[Start Given entries]

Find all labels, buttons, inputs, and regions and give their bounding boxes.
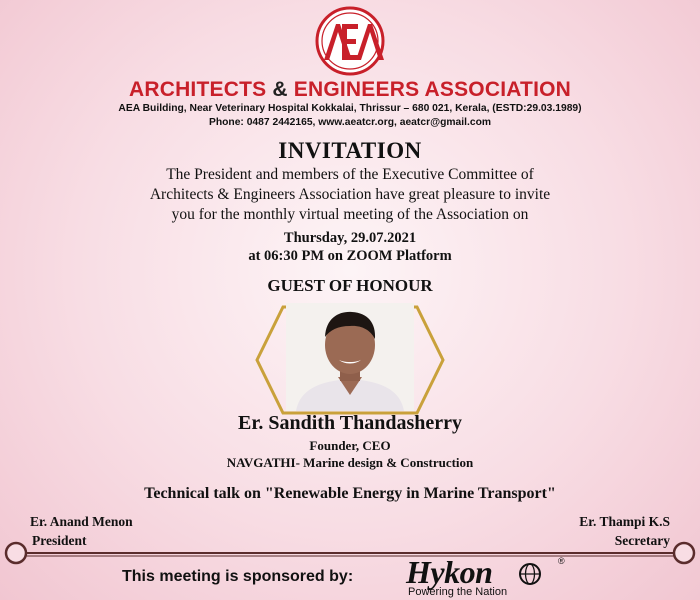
guest-organization: NAVGATHI- Marine design & Construction (226, 455, 474, 470)
president-role: President (32, 533, 87, 548)
guest-name: Er. Sandith Thandasherry (238, 412, 462, 434)
sponsor-text: This meeting is sponsored by: (122, 568, 354, 585)
invitation-intro (0, 165, 700, 225)
org-contact: Phone: 0487 2442165, www.aeatcr.org, aeatcr@gmail.com (208, 117, 492, 128)
president-name: Er. Anand Menon (30, 514, 133, 529)
guest-photo (286, 303, 414, 411)
meeting-time: at 06:30 PM on ZOOM Platform (248, 248, 452, 264)
invitation-title: INVITATION (278, 138, 422, 163)
registered-mark: ® (558, 556, 565, 566)
guest-role: Founder, CEO (309, 438, 391, 453)
divider-rule (0, 540, 700, 566)
talk-title: Technical talk on "Renewable Energy in Marine Transport" (144, 485, 556, 502)
aea-logo (306, 6, 394, 76)
intro-line: you for the monthly virtual meeting of the Association on (171, 206, 529, 223)
meeting-date: Thursday, 29.07.2021 (283, 230, 417, 246)
guest-heading: GUEST OF HONOUR (267, 276, 433, 295)
org-address: AEA Building, Near Veterinary Hospital Kokkalai, Thrissur – 680 021, Kerala, (ESTD:29.03.1989) (118, 103, 582, 114)
sponsor-brand: Hykon (406, 554, 493, 590)
org-name-amp: & (272, 78, 288, 101)
sponsor-tagline: Powering the Nation (408, 586, 508, 598)
meeting-datetime (0, 229, 700, 265)
org-name (0, 78, 700, 102)
intro-line: The President and members of the Executive Committee of (166, 166, 534, 183)
secretary-name: Er. Thampi K.S (579, 514, 670, 529)
intro-line: Architects & Engineers Association have great pleasure to invite (149, 186, 551, 203)
org-name-part1: ARCHITECTS (128, 78, 267, 101)
org-name-part2: ENGINEERS ASSOCIATION (293, 78, 572, 101)
portrait-icon (286, 303, 414, 411)
secretary-role: Secretary (614, 533, 670, 548)
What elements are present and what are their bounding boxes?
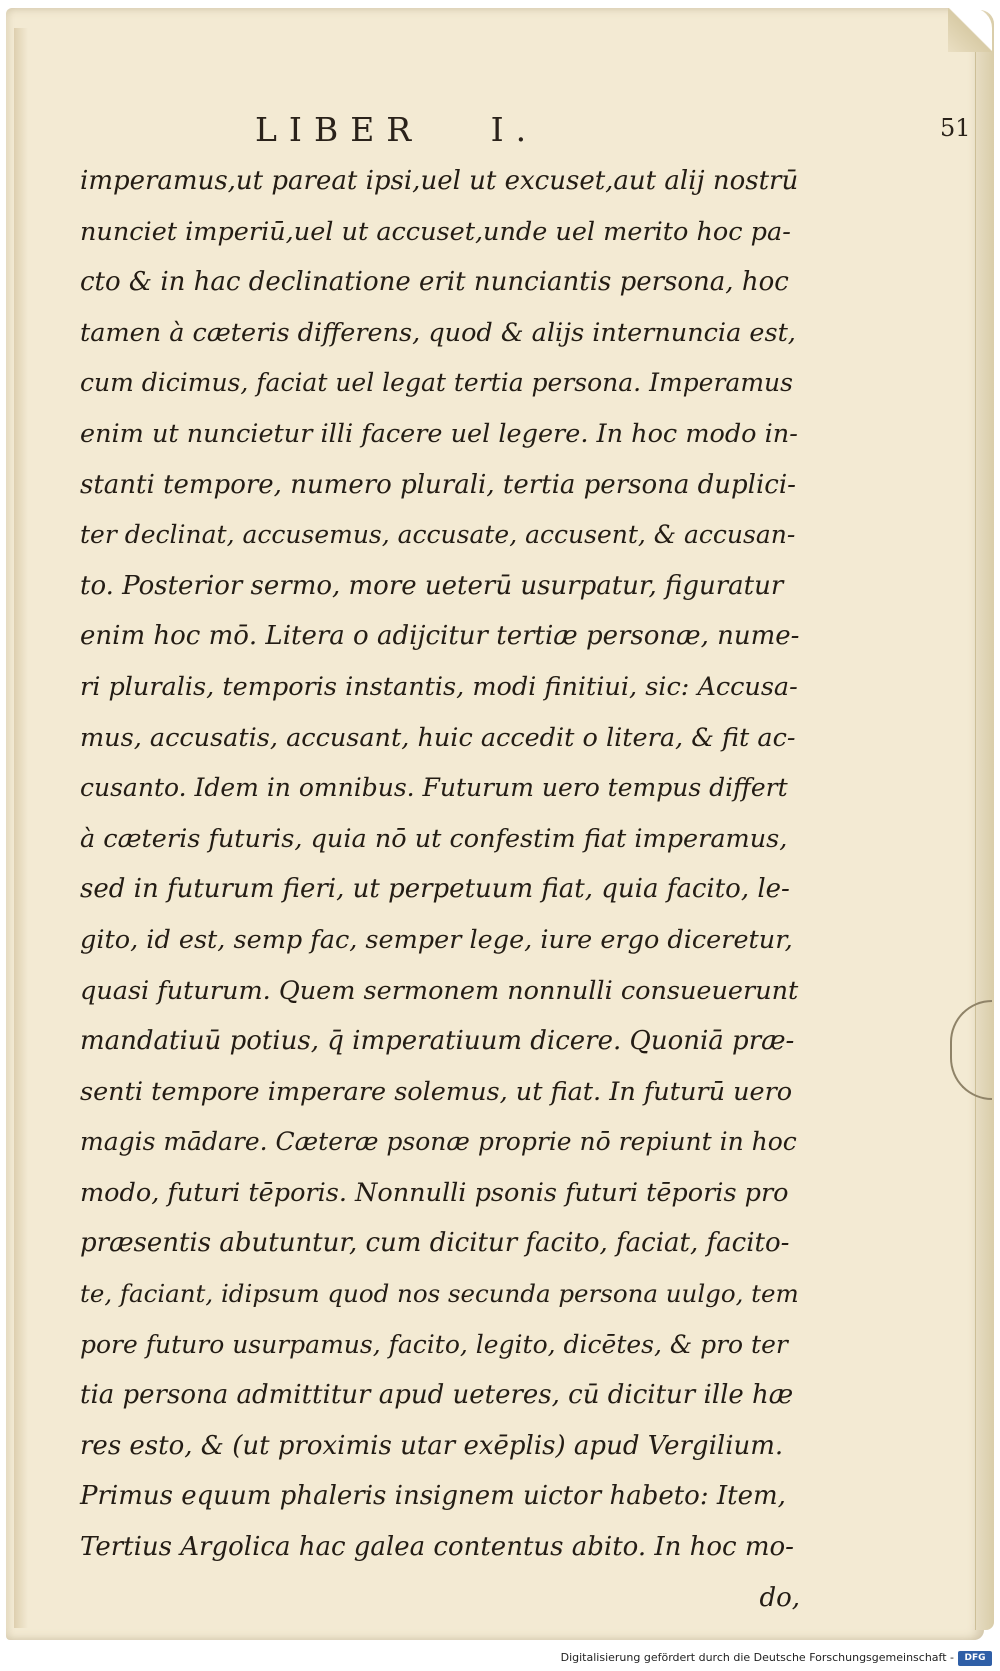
running-title: LIBER I. <box>255 110 539 149</box>
page-number: 51 <box>940 114 971 142</box>
text-line: præsentis abutuntur, cum dicitur facito, faciat, facito- <box>80 1228 790 1259</box>
text-line: imperamus,ut pareat ipsi,uel ut excuset,aut alij nostrū <box>80 166 799 196</box>
text-line: te, faciant, idipsum quod nos secunda persona uulgo, tem <box>80 1279 799 1309</box>
text-line: gito, id est, semp fac, semper lege, iure ergo diceretur, <box>80 924 793 955</box>
text-line: sed in futurum fieri, ut perpetuum fiat, quia facito, le- <box>80 874 790 905</box>
text-line: mandatiuū potius, q̄ imperatiuum dicere. Quoniā præ- <box>80 1026 795 1057</box>
text-line: ter declinat, accusemus, accusate, accusent, & accusan- <box>80 520 796 550</box>
body-text <box>80 156 800 1623</box>
text-line: à cæteris futuris, quia nō ut confestim fiat imperamus, <box>80 823 788 854</box>
folded-corner <box>948 8 992 52</box>
text-line: tamen à cæteris differens, quod & alijs internuncia est, <box>80 317 796 348</box>
text-line: pore futuro usurpamus, facito, legito, dicētes, & pro ter <box>80 1329 788 1359</box>
running-header <box>0 110 1000 150</box>
text-line: enim hoc mō. Litera o adijcitur tertiæ personæ, nume- <box>80 621 800 652</box>
funding-credit: Digitalisierung gefördert durch die Deutsche Forschungsgemeinschaft - <box>560 1651 954 1664</box>
dfg-logo: DFG <box>958 1651 992 1666</box>
text-line: enim ut nuncietur illi facere uel legere. In hoc modo in- <box>80 418 798 449</box>
catchword: do, <box>759 1582 800 1613</box>
text-line: quasi futurum. Quem sermonem nonnulli consueuerunt <box>80 975 799 1006</box>
text-line: cum dicimus, faciat uel legat tertia persona. Imperamus <box>80 368 793 398</box>
text-line: mus, accusatis, accusant, huic accedit o litera, & fit ac- <box>80 722 796 753</box>
text-line: tia persona admittitur apud ueteres, cū dicitur ille hæ <box>80 1380 794 1411</box>
page-edge <box>975 10 994 1630</box>
text-line: Tertius Argolica hac galea contentus abito. In hoc mo- <box>80 1532 794 1563</box>
digitization-footer <box>0 1648 1000 1671</box>
text-line: stanti tempore, numero plurali, tertia persona duplici- <box>80 469 796 500</box>
text-line: senti tempore imperare solemus, ut fiat. In futurū uero <box>80 1076 793 1107</box>
text-line: res esto, & (ut proximis utar exēplis) apud Vergilium. <box>80 1430 784 1461</box>
text-line: to. Posterior sermo, more ueterū usurpatur, figuratur <box>80 570 784 601</box>
text-line: ri pluralis, temporis instantis, modi finitiui, sic: Accusa- <box>80 671 798 702</box>
text-line: Primus equum phaleris insignem uictor habeto: Item, <box>80 1481 786 1512</box>
text-line: cusanto. Idem in omnibus. Futurum uero tempus differt <box>80 773 788 803</box>
text-line: magis mādare. Cæteræ psonæ proprie nō repiunt in hoc <box>80 1127 797 1157</box>
text-line: cto & in hac declinatione erit nunciantis persona, hoc <box>80 267 789 298</box>
text-line: modo, futuri tēporis. Nonnulli psonis futuri tēporis pro <box>80 1177 789 1208</box>
text-line: nunciet imperiū,uel ut accuset,unde uel merito hoc pa- <box>80 216 791 247</box>
gutter-shadow <box>14 28 28 1628</box>
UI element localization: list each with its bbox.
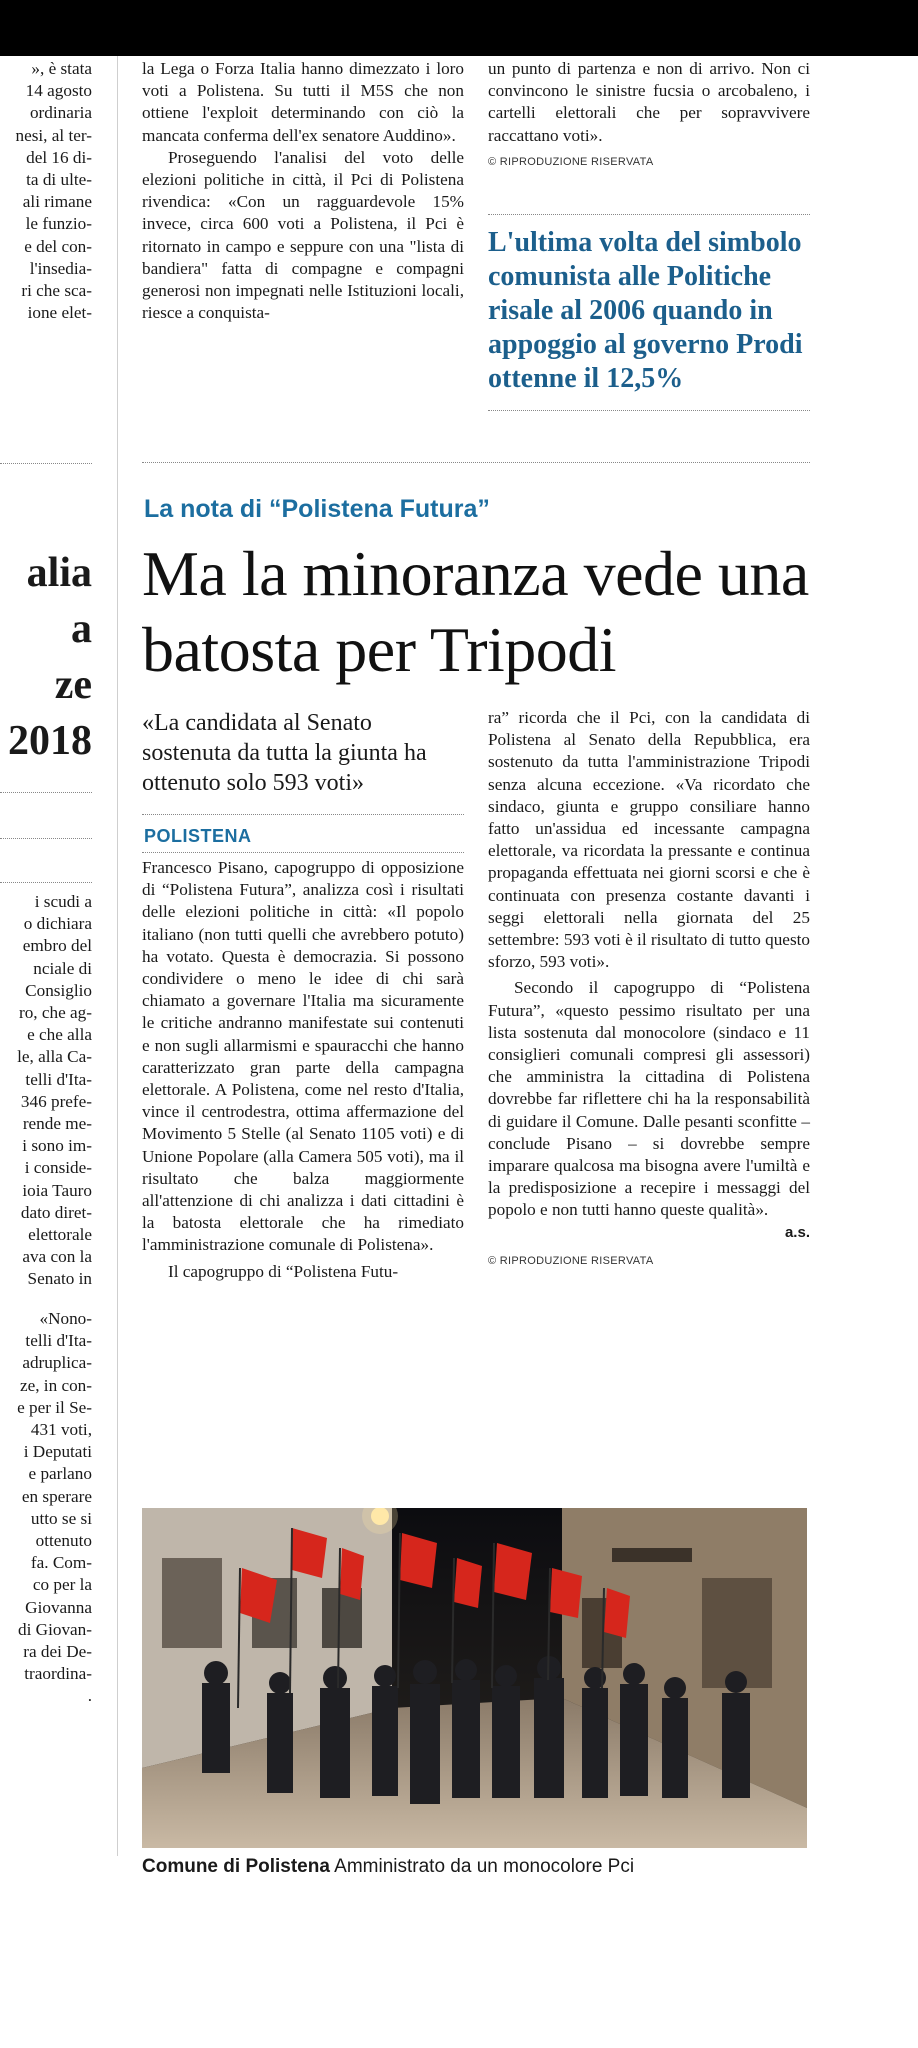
fragment-line: i sono im- bbox=[22, 1136, 92, 1156]
fragment-line: ali rimane bbox=[22, 192, 92, 212]
fragment-line: a bbox=[71, 606, 92, 652]
fragment-line: 346 prefe- bbox=[20, 1091, 92, 1111]
fragment-line: o dichiara bbox=[23, 914, 92, 934]
left-column-body-2 bbox=[0, 1308, 92, 1708]
divider bbox=[0, 838, 92, 839]
paragraph: ra” ricorda che il Pci, con la candidata di Polistena al Senato della Repubblica, era sostenuto da tutta l'amministrazione Tripodi senza alcuna eccezione. «Va ricordato che sindaco, giunta e gruppo consiliare hanno fatto un'assidua ed incessante campagna elettorale, va ricordata la pressante e continua propaganda effettuata nei giorni scorsi e che è continuata con presenza costante davanti i seggi elettorali nella giornata del 25 settembre: 593 voti è il risultato di tutto questo sforzo, 593 voti». bbox=[488, 708, 810, 972]
fragment-line: telli d'Ita- bbox=[25, 1069, 92, 1089]
prev-article-col2 bbox=[488, 58, 810, 173]
fragment-line: del 16 di- bbox=[26, 147, 92, 167]
fragment-line: », è stata bbox=[31, 59, 92, 78]
fragment-line: l'insedia- bbox=[29, 258, 92, 278]
fragment-line: 431 voti, bbox=[30, 1420, 92, 1440]
left-column-top bbox=[0, 58, 92, 324]
fragment-line: i conside- bbox=[24, 1158, 92, 1178]
left-column-body-1 bbox=[0, 891, 92, 1291]
fragment-line: «Nono- bbox=[39, 1309, 92, 1328]
article-col1 bbox=[142, 857, 464, 1283]
section-label: POLISTENA bbox=[144, 826, 252, 846]
fragment-line: nesi, al ter- bbox=[15, 125, 92, 145]
fragment-line: ta di ulte- bbox=[26, 170, 92, 190]
fragment-line: ottenuto bbox=[35, 1531, 92, 1551]
divider bbox=[0, 882, 92, 883]
fragment-line: ra dei De- bbox=[23, 1642, 92, 1662]
paragraph: Il capogruppo di “Polistena Futu- bbox=[168, 1261, 399, 1281]
fragment-line: 2018 bbox=[8, 718, 92, 764]
fragment-line: i scudi a bbox=[34, 892, 92, 911]
fragment-line: di Giovan- bbox=[18, 1619, 92, 1639]
fragment-line: telli d'Ita- bbox=[25, 1331, 92, 1351]
fragment-line: 14 agosto bbox=[25, 81, 92, 101]
fragment-line: i Deputati bbox=[23, 1442, 92, 1462]
fragment-line: dato diret- bbox=[20, 1202, 92, 1222]
fragment-line: ro, che ag- bbox=[18, 1003, 92, 1023]
fragment-line: e che alla bbox=[27, 1025, 92, 1045]
fragment-line: en sperare bbox=[21, 1486, 92, 1506]
paragraph: Francesco Pisano, capogruppo di opposizione di “Polistena Futura”, analizza così i risultati delle elezioni politiche in città: «Il popolo italiano (non tutti quelli che avrebbero potuto) ha votato. Questa è democrazia. Si possono condividere o meno le idee di chi sarà chiamato a governare l'Italia ma sicuramente le critiche andranno manifestate sui contenuti e non sugli allarmismi e spauracchi che hanno caratterizzato gran parte della campagna elettorale. A Polistena, come nel resto d'Italia, vince il centrodestra, ottima affermazione del Movimento 5 Stelle (al Senato 1105 voti) e di Unione Popolare (alla Camera 505 voti), ma il risultato che balza maggiormente all'attenzione di chi analizza i dati cittadini è la batosta elettorale che ha rimediato l'amministrazione comunale di Polistena». bbox=[142, 858, 464, 1255]
divider bbox=[142, 852, 464, 853]
headline: Ma la minoranza vede una batosta per Tripodi bbox=[142, 538, 809, 685]
divider bbox=[0, 792, 92, 793]
divider bbox=[488, 410, 810, 411]
paragraph: un punto di partenza e non di arrivo. Non ci convincono le sinistre fucsia o arcobaleno, i cartelli elettorali che per sopravvivere raccattano voti». bbox=[488, 59, 810, 145]
caption-text: Amministrato da un monocolore Pci bbox=[329, 1856, 635, 1877]
fragment-line: co per la bbox=[32, 1575, 92, 1595]
caption-bold: Comune di Polistena bbox=[142, 1856, 330, 1877]
fragment-line: le funzio- bbox=[25, 214, 92, 234]
fragment-line: fa. Com- bbox=[30, 1553, 92, 1573]
photo-procession bbox=[142, 1508, 807, 1848]
article-divider bbox=[142, 462, 810, 463]
fragment-line: . bbox=[87, 1686, 92, 1706]
fragment-line: ze bbox=[54, 662, 92, 708]
fragment-line: Consiglio bbox=[25, 980, 92, 1000]
divider bbox=[488, 214, 810, 215]
paragraph: Secondo il capogruppo di “Polistena Futura”, «questo pessimo risultato per una lista sostenuta dal monocolore (sindaco e 11 consiglieri comunali compresi gli assessori) che amministra la cittadina di Polistena dovrebbe far riflettere chi ha la responsabilità di guidare il Comune. Dalle pesanti sconfitte – conclude Pisano – si dovrebbe sempre imparare qualcosa ma bisogna avere l'umiltà e la predisposizione a recepire i messaggi del popolo e non tutti hanno queste qualità». bbox=[488, 978, 810, 1220]
fragment-line: utto se si bbox=[30, 1508, 92, 1528]
copyright: © RIPRODUZIONE RISERVATA bbox=[488, 155, 654, 168]
signature: a.s. bbox=[784, 1223, 810, 1241]
fragment-line: ze, in con- bbox=[19, 1375, 92, 1395]
top-black-bar bbox=[0, 0, 918, 56]
fragment-line: le, alla Ca- bbox=[17, 1047, 92, 1067]
fragment-line: rende me- bbox=[22, 1114, 92, 1134]
fragment-line: ioia Tauro bbox=[22, 1180, 92, 1200]
fragment-line: ri che sca- bbox=[21, 281, 92, 301]
fragment-line: Giovanna bbox=[25, 1597, 92, 1617]
photo-caption bbox=[142, 1856, 634, 1878]
fragment-line: e parlano bbox=[28, 1464, 92, 1484]
paragraph: la Lega o Forza Italia hanno dimezzato i loro voti a Polistena. Su tutti il M5S che non ottiene l'exploit determinando con ciò la mancata conferma dell'ex senatore Auddino». bbox=[142, 59, 464, 145]
fragment-line: Senato in bbox=[27, 1269, 92, 1289]
fragment-line: elettorale bbox=[28, 1225, 92, 1245]
fragment-line: ordinaria bbox=[29, 103, 92, 123]
divider bbox=[142, 814, 464, 815]
summary: «La candidata al Senato sostenuta da tutta la giunta ha ottenuto solo 593 voti» bbox=[142, 710, 427, 796]
copyright: © RIPRODUZIONE RISERVATA bbox=[488, 1254, 654, 1267]
fragment-line: traordina- bbox=[24, 1664, 92, 1684]
fragment-line: ione elet- bbox=[27, 303, 92, 323]
fragment-line: e per il Se- bbox=[17, 1397, 92, 1417]
fragment-line: embro del bbox=[22, 936, 92, 956]
fragment-line: adruplica- bbox=[22, 1353, 92, 1373]
fragment-line: alia bbox=[26, 550, 92, 596]
prev-article-col1 bbox=[142, 58, 464, 324]
divider bbox=[0, 463, 92, 464]
fragment-line: e del con- bbox=[24, 236, 92, 256]
paragraph: Proseguendo l'analisi del voto delle elezioni politiche in città, il Pci di Polistena rivendica: «Con un ragguardevole 15% invece, circa 600 voti a Polistena, il Pci è ritornato in campo e seppure con una "lista di bandiera" fatta di compagne e compagni generosi non impegnati nelle Istituzioni locali, riesce a conquista- bbox=[142, 147, 464, 323]
pull-quote: L'ultima volta del simbolo comunista alle Politiche risale al 2006 quando in appoggio al governo Prodi ottenne il 12,5% bbox=[488, 227, 803, 394]
left-headline bbox=[0, 545, 92, 769]
column-separator bbox=[117, 56, 118, 1856]
fragment-line: ava con la bbox=[22, 1247, 92, 1267]
fragment-line: nciale di bbox=[33, 958, 92, 978]
article-col2 bbox=[488, 707, 810, 1272]
kicker: La nota di “Polistena Futura” bbox=[144, 495, 490, 523]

[End Given entries]

▸ Requirement
Retype the lines from the one containing "guest-organization: NAVGATHI- Marine" through the one containing "org-name-amp: & (272, 78, 288, 101)" without changing a single character.

▸ Reply to the task
guest-organization: NAVGATHI- Marine design & Construction (226, 455, 474, 470)
president-role: President (32, 533, 87, 548)
guest-name: Er. Sandith Thandasherry (238, 412, 462, 434)
sponsor-text: This meeting is sponsored by: (122, 568, 354, 585)
invitation-intro (0, 165, 700, 225)
org-contact: Phone: 0487 2442165, www.aeatcr.org, aeatcr@gmail.com (208, 117, 492, 128)
president-name: Er. Anand Menon (30, 514, 133, 529)
guest-photo (286, 303, 414, 411)
meeting-time: at 06:30 PM on ZOOM Platform (248, 248, 452, 264)
invitation-title: INVITATION (278, 138, 422, 163)
registered-mark: ® (558, 556, 565, 566)
guest-role: Founder, CEO (309, 438, 391, 453)
divider-rule (0, 540, 700, 566)
talk-title: Technical talk on "Renewable Energy in Marine Transport" (144, 485, 556, 502)
aea-logo (306, 6, 394, 76)
intro-line: you for the monthly virtual meeting of the Association on (171, 206, 529, 223)
meeting-date: Thursday, 29.07.2021 (283, 230, 417, 246)
guest-heading: GUEST OF HONOUR (267, 276, 433, 295)
org-address: AEA Building, Near Veterinary Hospital Kokkalai, Thrissur – 680 021, Kerala, (ESTD:29.03.1989) (118, 103, 582, 114)
sponsor-brand: Hykon (406, 554, 493, 590)
org-name-amp: & (272, 78, 288, 101)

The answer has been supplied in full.